▶ [WHAT YOU HAVE TO DO]: Repeat the full listing below verbatim and keep the images out.

▶ [DATA]:

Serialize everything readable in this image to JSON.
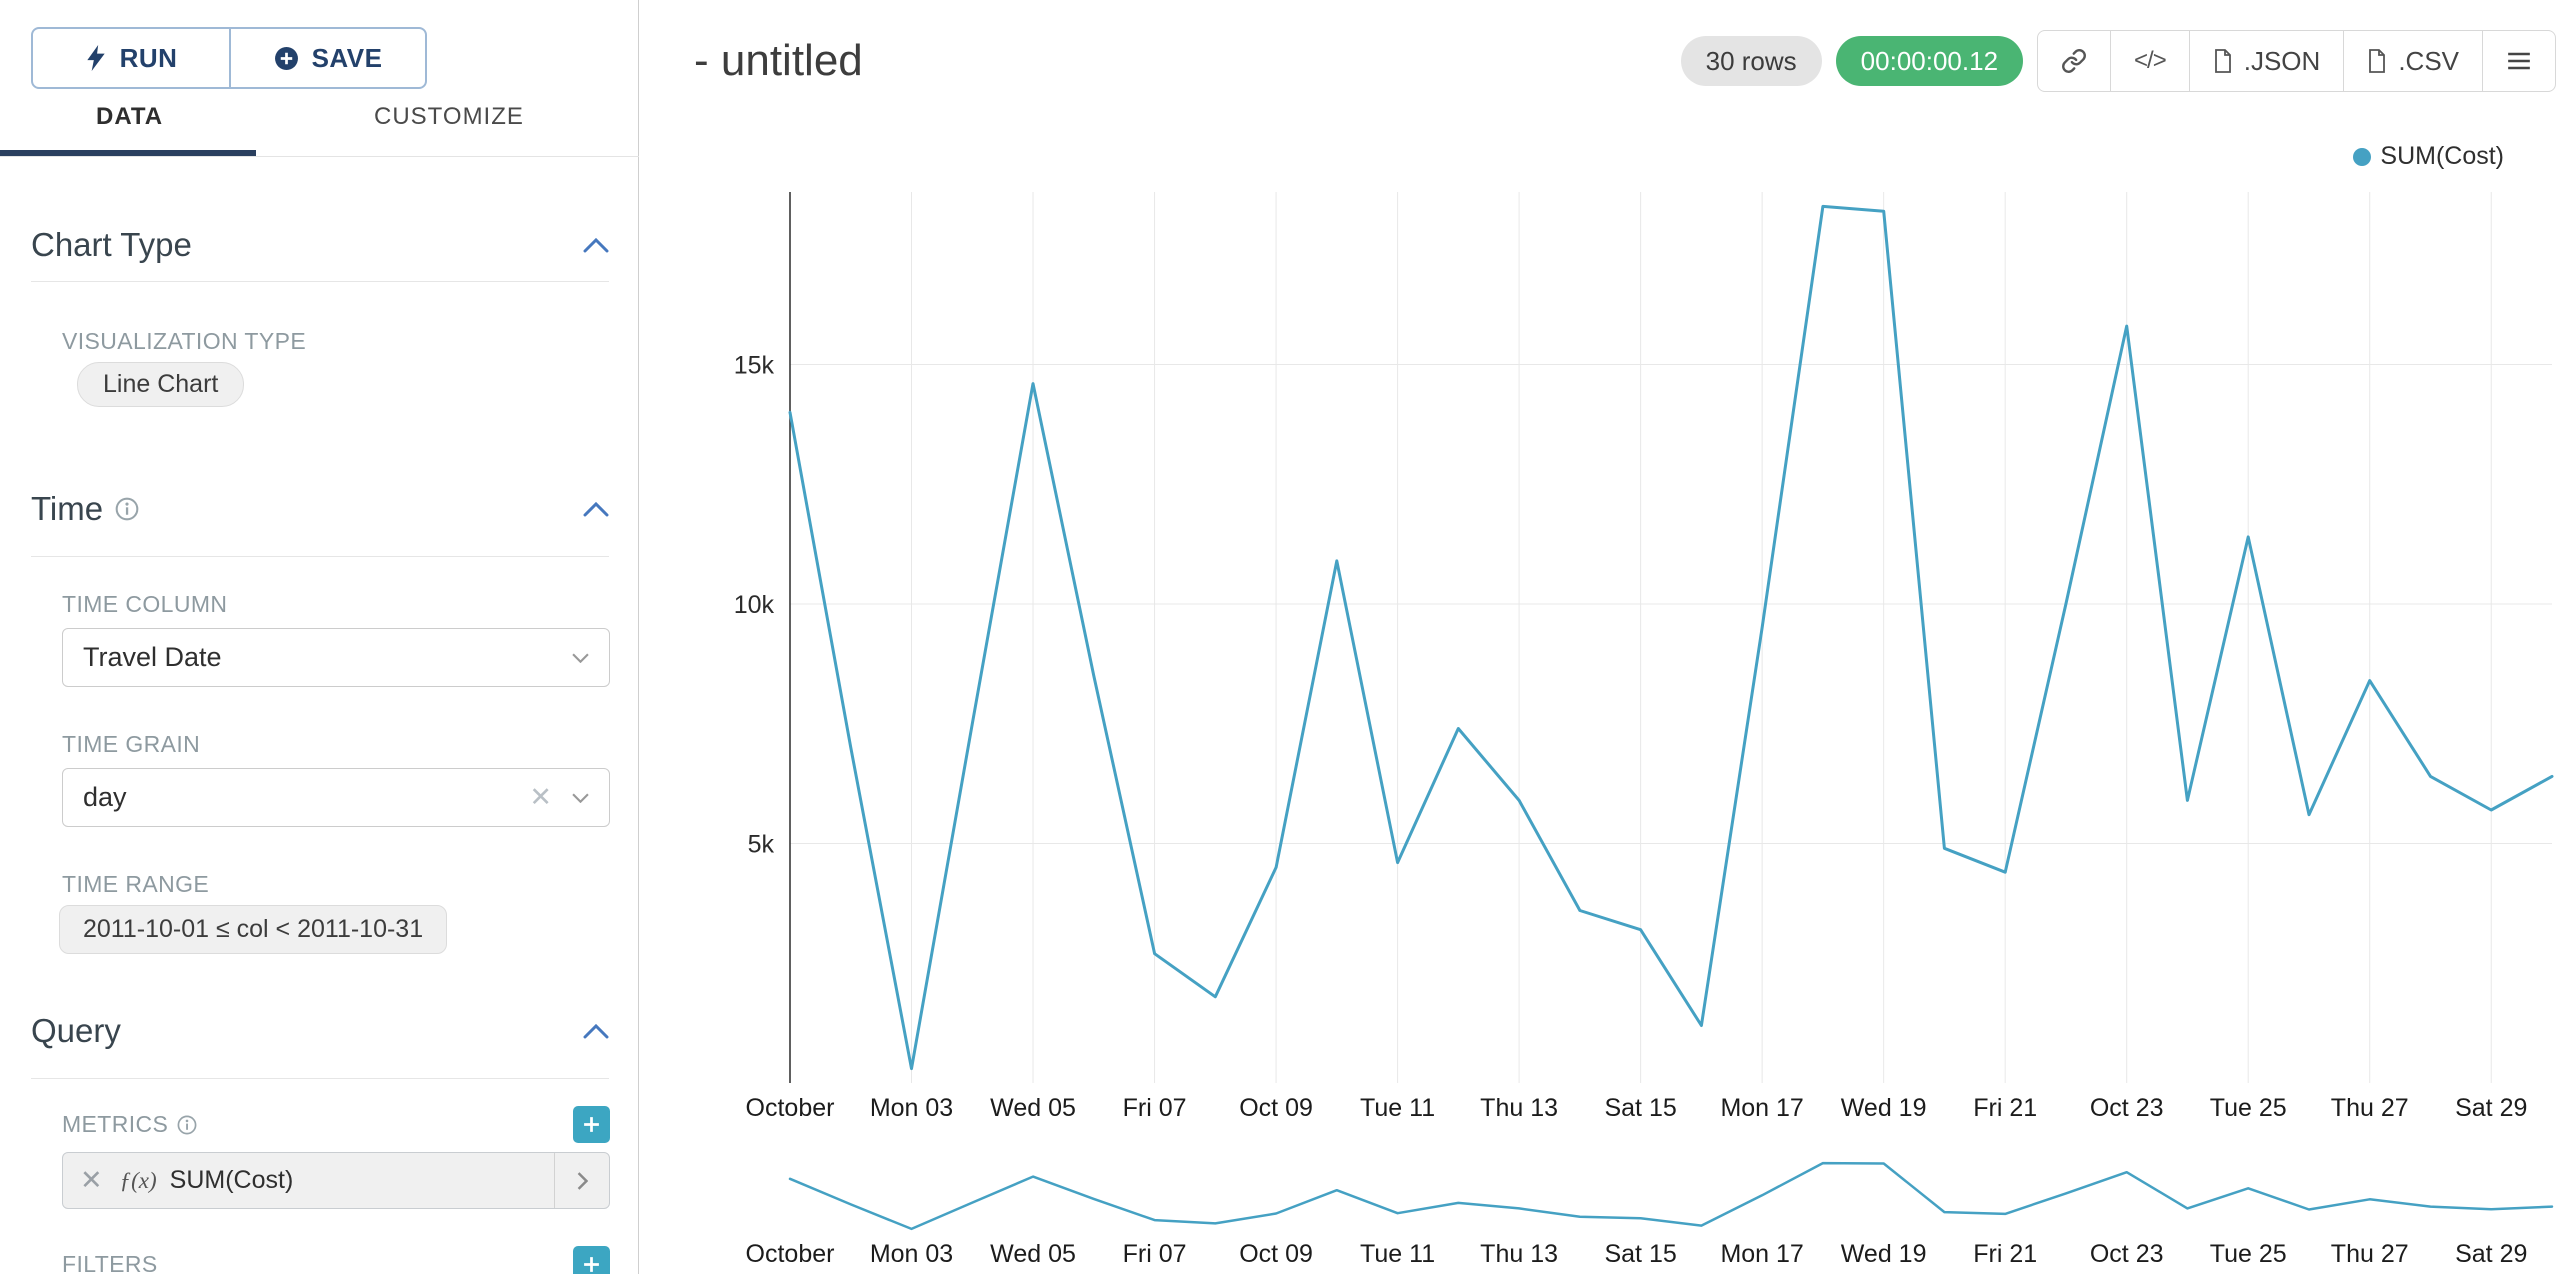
{
  "toolbar": {
    "run_label": "RUN",
    "save_label": "SAVE"
  },
  "tabs": {
    "data_label": "DATA",
    "customize_label": "CUSTOMIZE"
  },
  "icons": {
    "clear": "✕"
  },
  "panel": {
    "chart_type": {
      "title": "Chart Type",
      "visualization_type_label": "VISUALIZATION TYPE",
      "visualization_type_value": "Line Chart"
    },
    "time": {
      "title": "Time",
      "time_column_label": "TIME COLUMN",
      "time_column_value": "Travel Date",
      "time_grain_label": "TIME GRAIN",
      "time_grain_value": "day",
      "time_range_label": "TIME RANGE",
      "time_range_value": "2011-10-01 ≤ col < 2011-10-31"
    },
    "query": {
      "title": "Query",
      "metrics_label": "METRICS",
      "metric_prefix": "ƒ(x)",
      "metric_value": "SUM(Cost)",
      "filters_label": "FILTERS"
    }
  },
  "header": {
    "title": "- untitled",
    "rows_badge": "30 rows",
    "timer_badge": "00:00:00.12",
    "timer_color": "#4AB573",
    "code_button_label": "</>",
    "json_button_label": ".JSON",
    "csv_button_label": ".CSV"
  },
  "legend": {
    "label": "SUM(Cost)",
    "color": "#45A1C3"
  },
  "chart_data": {
    "type": "line",
    "title": "",
    "xlabel": "",
    "ylabel": "",
    "grid": true,
    "legend_position": "top-right",
    "has_range_brush_preview": true,
    "ylim": [
      0,
      18600
    ],
    "y_ticks": [
      {
        "value": 5000,
        "label": "5k"
      },
      {
        "value": 10000,
        "label": "10k"
      },
      {
        "value": 15000,
        "label": "15k"
      }
    ],
    "x": [
      "2011-10-01",
      "2011-10-02",
      "2011-10-03",
      "2011-10-04",
      "2011-10-05",
      "2011-10-06",
      "2011-10-07",
      "2011-10-08",
      "2011-10-09",
      "2011-10-10",
      "2011-10-11",
      "2011-10-12",
      "2011-10-13",
      "2011-10-14",
      "2011-10-15",
      "2011-10-16",
      "2011-10-17",
      "2011-10-18",
      "2011-10-19",
      "2011-10-20",
      "2011-10-21",
      "2011-10-22",
      "2011-10-23",
      "2011-10-24",
      "2011-10-25",
      "2011-10-26",
      "2011-10-27",
      "2011-10-28",
      "2011-10-29",
      "2011-10-30"
    ],
    "x_tick_positions": [
      0,
      2,
      4,
      6,
      8,
      10,
      12,
      14,
      16,
      18,
      20,
      22,
      24,
      26,
      28
    ],
    "x_tick_labels": [
      "October",
      "Mon 03",
      "Wed 05",
      "Fri 07",
      "Oct 09",
      "Tue 11",
      "Thu 13",
      "Sat 15",
      "Mon 17",
      "Wed 19",
      "Fri 21",
      "Oct 23",
      "Tue 25",
      "Thu 27",
      "Sat 29"
    ],
    "series": [
      {
        "name": "SUM(Cost)",
        "color": "#45A1C3",
        "values": [
          14000,
          7000,
          300,
          7500,
          14600,
          8500,
          2700,
          1800,
          4500,
          10900,
          4600,
          7400,
          5900,
          3600,
          3200,
          1200,
          9500,
          18300,
          18200,
          4900,
          4400,
          10000,
          15800,
          5900,
          11400,
          5600,
          8400,
          6400,
          5700,
          6400
        ]
      }
    ]
  }
}
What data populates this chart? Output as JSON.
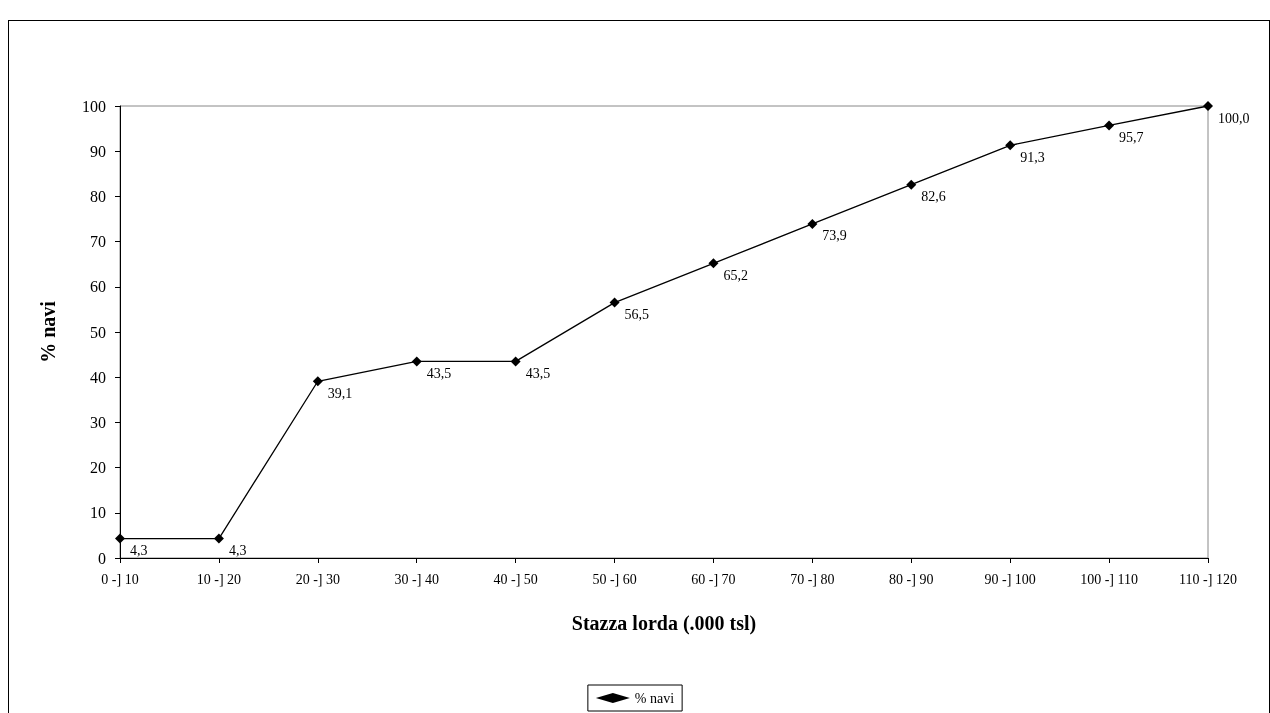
{
  "chart_data": {
    "type": "line",
    "xlabel": "Stazza lorda (.000 tsl)",
    "ylabel": "% navi",
    "categories": [
      "0 -] 10",
      "10 -] 20",
      "20 -] 30",
      "30 -] 40",
      "40 -] 50",
      "50 -] 60",
      "60 -] 70",
      "70 -] 80",
      "80 -] 90",
      "90 -] 100",
      "100 -] 110",
      "110 -] 120"
    ],
    "series": [
      {
        "name": "% navi",
        "color": "#000000",
        "values": [
          4.3,
          4.3,
          39.1,
          43.5,
          43.5,
          56.5,
          65.2,
          73.9,
          82.6,
          91.3,
          95.7,
          100.0
        ]
      }
    ],
    "value_labels": [
      "4,3",
      "4,3",
      "39,1",
      "43,5",
      "43,5",
      "56,5",
      "65,2",
      "73,9",
      "82,6",
      "91,3",
      "95,7",
      "100,0"
    ],
    "ylim": [
      0,
      100
    ],
    "yticks": [
      0,
      10,
      20,
      30,
      40,
      50,
      60,
      70,
      80,
      90,
      100
    ],
    "grid": false,
    "legend": "bottom",
    "marker": "diamond",
    "line_style": "solid"
  }
}
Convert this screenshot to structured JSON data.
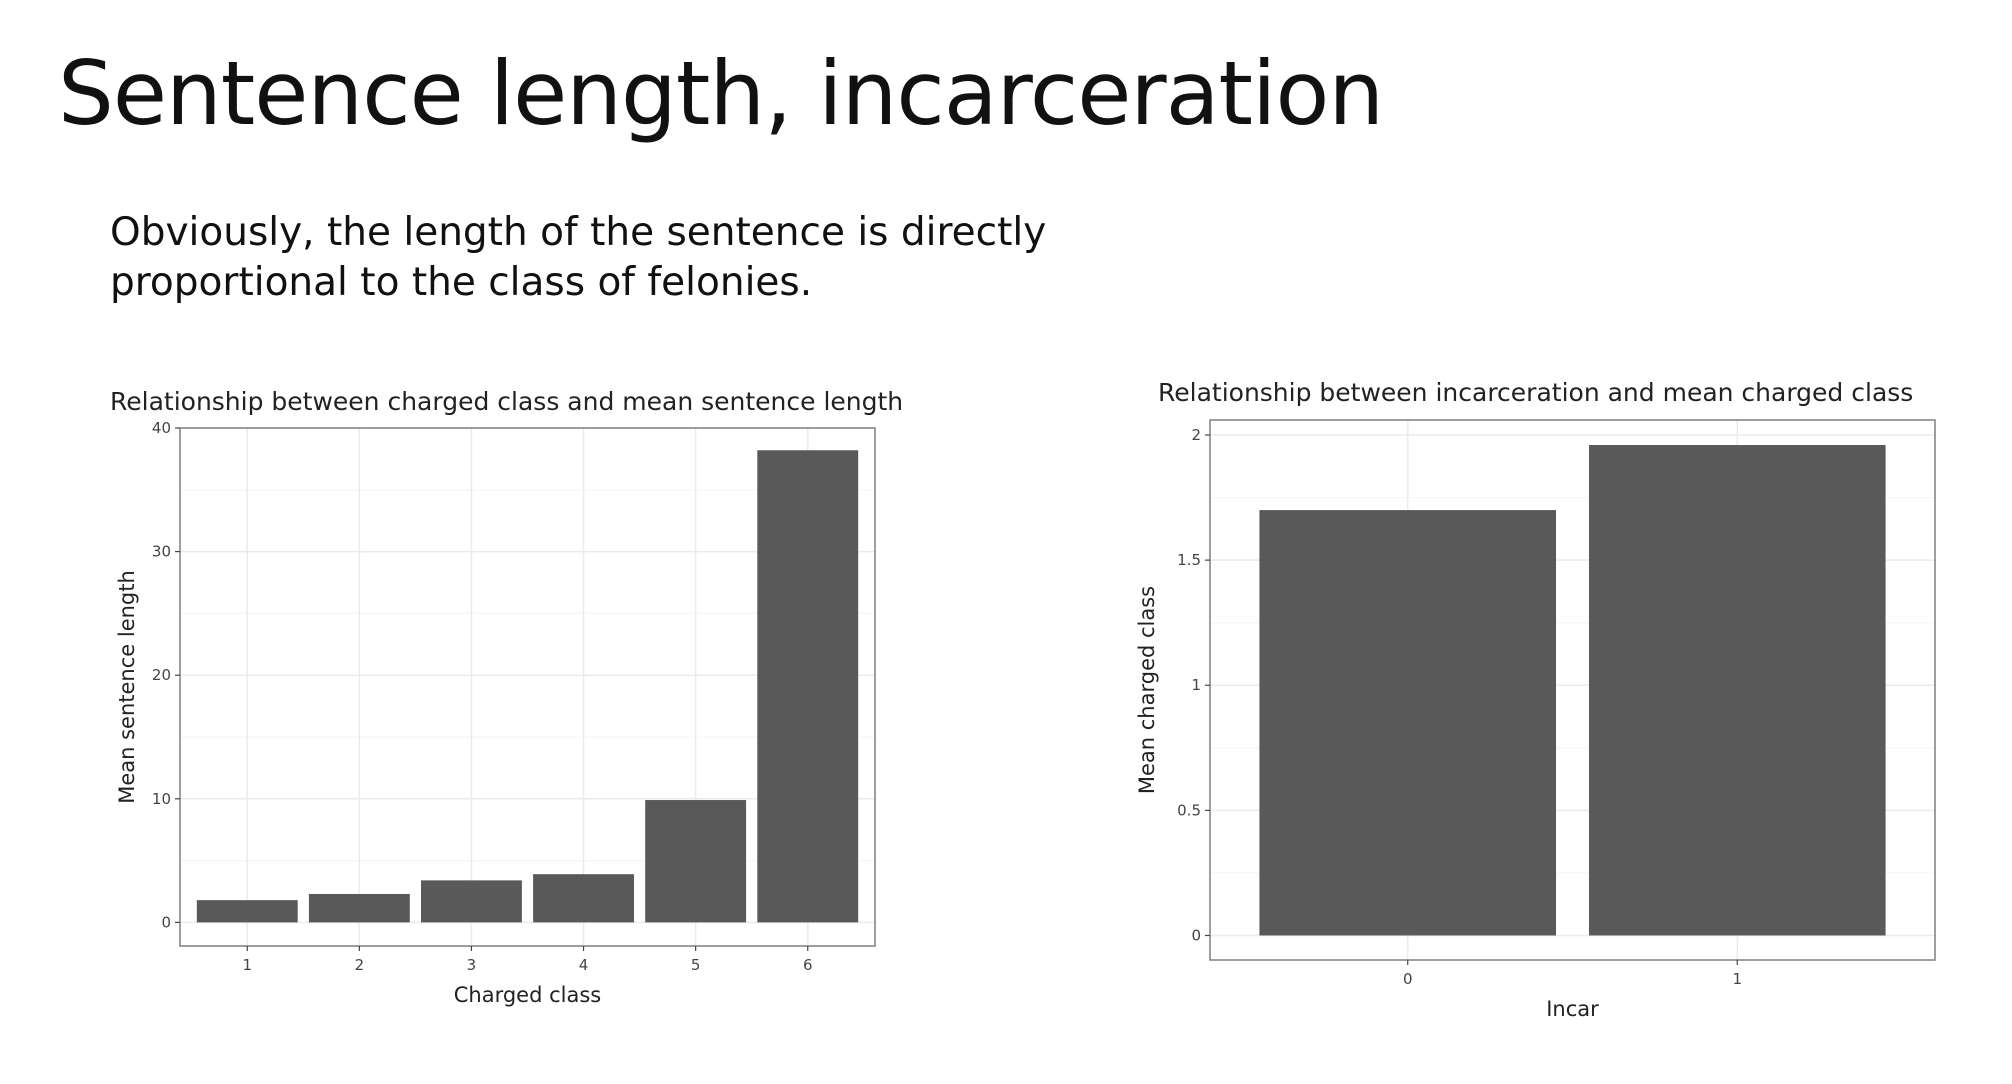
{
  "slide": {
    "title": "Sentence length, incarceration",
    "body": "Obviously, the length of the sentence is directly proportional to the class of felonies."
  },
  "colors": {
    "bar": "#595959",
    "grid_major": "#ebebeb",
    "grid_minor": "#f5f5f5",
    "panel_border": "#7f7f7f",
    "text": "#222222"
  },
  "chart_data": [
    {
      "type": "bar",
      "title": "Relationship between charged class and mean sentence length",
      "xlabel": "Charged class",
      "ylabel": "Mean sentence length",
      "categories": [
        "1",
        "2",
        "3",
        "4",
        "5",
        "6"
      ],
      "values": [
        1.8,
        2.3,
        3.4,
        3.9,
        9.9,
        38.2
      ],
      "yticks": [
        "0",
        "10",
        "20",
        "30",
        "40"
      ],
      "ylim": [
        -1.91,
        40
      ],
      "grid": true,
      "legend": "none"
    },
    {
      "type": "bar",
      "title": "Relationship between incarceration and mean charged class",
      "xlabel": "Incar",
      "ylabel": "Mean charged class",
      "categories": [
        "0",
        "1"
      ],
      "values": [
        1.7,
        1.96
      ],
      "yticks": [
        "0",
        "0.5",
        "1",
        "1.5",
        "2"
      ],
      "ylim": [
        -0.098,
        2.06
      ],
      "grid": true,
      "legend": "none"
    }
  ]
}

▶ [EXERCISE RESPONSE]:
Serialize everything readable in this image to JSON.
{
  "toolbar": {
    "run_label": "RUN",
    "save_label": "SAVE"
  },
  "tabs": {
    "data_label": "DATA",
    "customize_label": "CUSTOMIZE"
  },
  "icons": {
    "clear": "✕"
  },
  "panel": {
    "chart_type": {
      "title": "Chart Type",
      "visualization_type_label": "VISUALIZATION TYPE",
      "visualization_type_value": "Line Chart"
    },
    "time": {
      "title": "Time",
      "time_column_label": "TIME COLUMN",
      "time_column_value": "Travel Date",
      "time_grain_label": "TIME GRAIN",
      "time_grain_value": "day",
      "time_range_label": "TIME RANGE",
      "time_range_value": "2011-10-01 ≤ col < 2011-10-31"
    },
    "query": {
      "title": "Query",
      "metrics_label": "METRICS",
      "metric_prefix": "ƒ(x)",
      "metric_value": "SUM(Cost)",
      "filters_label": "FILTERS"
    }
  },
  "header": {
    "title": "- untitled",
    "rows_badge": "30 rows",
    "timer_badge": "00:00:00.12",
    "timer_color": "#4AB573",
    "code_button_label": "</>",
    "json_button_label": ".JSON",
    "csv_button_label": ".CSV"
  },
  "legend": {
    "label": "SUM(Cost)",
    "color": "#45A1C3"
  },
  "chart_data": {
    "type": "line",
    "title": "",
    "xlabel": "",
    "ylabel": "",
    "grid": true,
    "legend_position": "top-right",
    "has_range_brush_preview": true,
    "ylim": [
      0,
      18600
    ],
    "y_ticks": [
      {
        "value": 5000,
        "label": "5k"
      },
      {
        "value": 10000,
        "label": "10k"
      },
      {
        "value": 15000,
        "label": "15k"
      }
    ],
    "x": [
      "2011-10-01",
      "2011-10-02",
      "2011-10-03",
      "2011-10-04",
      "2011-10-05",
      "2011-10-06",
      "2011-10-07",
      "2011-10-08",
      "2011-10-09",
      "2011-10-10",
      "2011-10-11",
      "2011-10-12",
      "2011-10-13",
      "2011-10-14",
      "2011-10-15",
      "2011-10-16",
      "2011-10-17",
      "2011-10-18",
      "2011-10-19",
      "2011-10-20",
      "2011-10-21",
      "2011-10-22",
      "2011-10-23",
      "2011-10-24",
      "2011-10-25",
      "2011-10-26",
      "2011-10-27",
      "2011-10-28",
      "2011-10-29",
      "2011-10-30"
    ],
    "x_tick_positions": [
      0,
      2,
      4,
      6,
      8,
      10,
      12,
      14,
      16,
      18,
      20,
      22,
      24,
      26,
      28
    ],
    "x_tick_labels": [
      "October",
      "Mon 03",
      "Wed 05",
      "Fri 07",
      "Oct 09",
      "Tue 11",
      "Thu 13",
      "Sat 15",
      "Mon 17",
      "Wed 19",
      "Fri 21",
      "Oct 23",
      "Tue 25",
      "Thu 27",
      "Sat 29"
    ],
    "series": [
      {
        "name": "SUM(Cost)",
        "color": "#45A1C3",
        "values": [
          14000,
          7000,
          300,
          7500,
          14600,
          8500,
          2700,
          1800,
          4500,
          10900,
          4600,
          7400,
          5900,
          3600,
          3200,
          1200,
          9500,
          18300,
          18200,
          4900,
          4400,
          10000,
          15800,
          5900,
          11400,
          5600,
          8400,
          6400,
          5700,
          6400
        ]
      }
    ]
  }
}
What data populates this chart? Output as JSON.
{
  "chart_data": {
    "type": "line",
    "xlabel": "Stazza lorda (.000 tsl)",
    "ylabel": "% navi",
    "categories": [
      "0 -] 10",
      "10 -] 20",
      "20 -] 30",
      "30 -] 40",
      "40 -] 50",
      "50 -] 60",
      "60 -] 70",
      "70 -] 80",
      "80 -] 90",
      "90 -] 100",
      "100 -] 110",
      "110 -] 120"
    ],
    "series": [
      {
        "name": "% navi",
        "color": "#000000",
        "values": [
          4.3,
          4.3,
          39.1,
          43.5,
          43.5,
          56.5,
          65.2,
          73.9,
          82.6,
          91.3,
          95.7,
          100.0
        ]
      }
    ],
    "value_labels": [
      "4,3",
      "4,3",
      "39,1",
      "43,5",
      "43,5",
      "56,5",
      "65,2",
      "73,9",
      "82,6",
      "91,3",
      "95,7",
      "100,0"
    ],
    "ylim": [
      0,
      100
    ],
    "yticks": [
      0,
      10,
      20,
      30,
      40,
      50,
      60,
      70,
      80,
      90,
      100
    ],
    "grid": false,
    "legend": "bottom",
    "marker": "diamond",
    "line_style": "solid"
  }
}
Convert this screenshot to structured JSON data.
{
  "slide": {
    "title": "Sentence length, incarceration",
    "body": "Obviously, the length of the sentence is directly proportional to the class of felonies."
  },
  "colors": {
    "bar": "#595959",
    "grid_major": "#ebebeb",
    "grid_minor": "#f5f5f5",
    "panel_border": "#7f7f7f",
    "text": "#222222"
  },
  "chart_data": [
    {
      "type": "bar",
      "title": "Relationship between charged class and mean sentence length",
      "xlabel": "Charged class",
      "ylabel": "Mean sentence length",
      "categories": [
        "1",
        "2",
        "3",
        "4",
        "5",
        "6"
      ],
      "values": [
        1.8,
        2.3,
        3.4,
        3.9,
        9.9,
        38.2
      ],
      "yticks": [
        "0",
        "10",
        "20",
        "30",
        "40"
      ],
      "ylim": [
        -1.91,
        40
      ],
      "grid": true,
      "legend": "none"
    },
    {
      "type": "bar",
      "title": "Relationship between incarceration and mean charged class",
      "xlabel": "Incar",
      "ylabel": "Mean charged class",
      "categories": [
        "0",
        "1"
      ],
      "values": [
        1.7,
        1.96
      ],
      "yticks": [
        "0",
        "0.5",
        "1",
        "1.5",
        "2"
      ],
      "ylim": [
        -0.098,
        2.06
      ],
      "grid": true,
      "legend": "none"
    }
  ]
}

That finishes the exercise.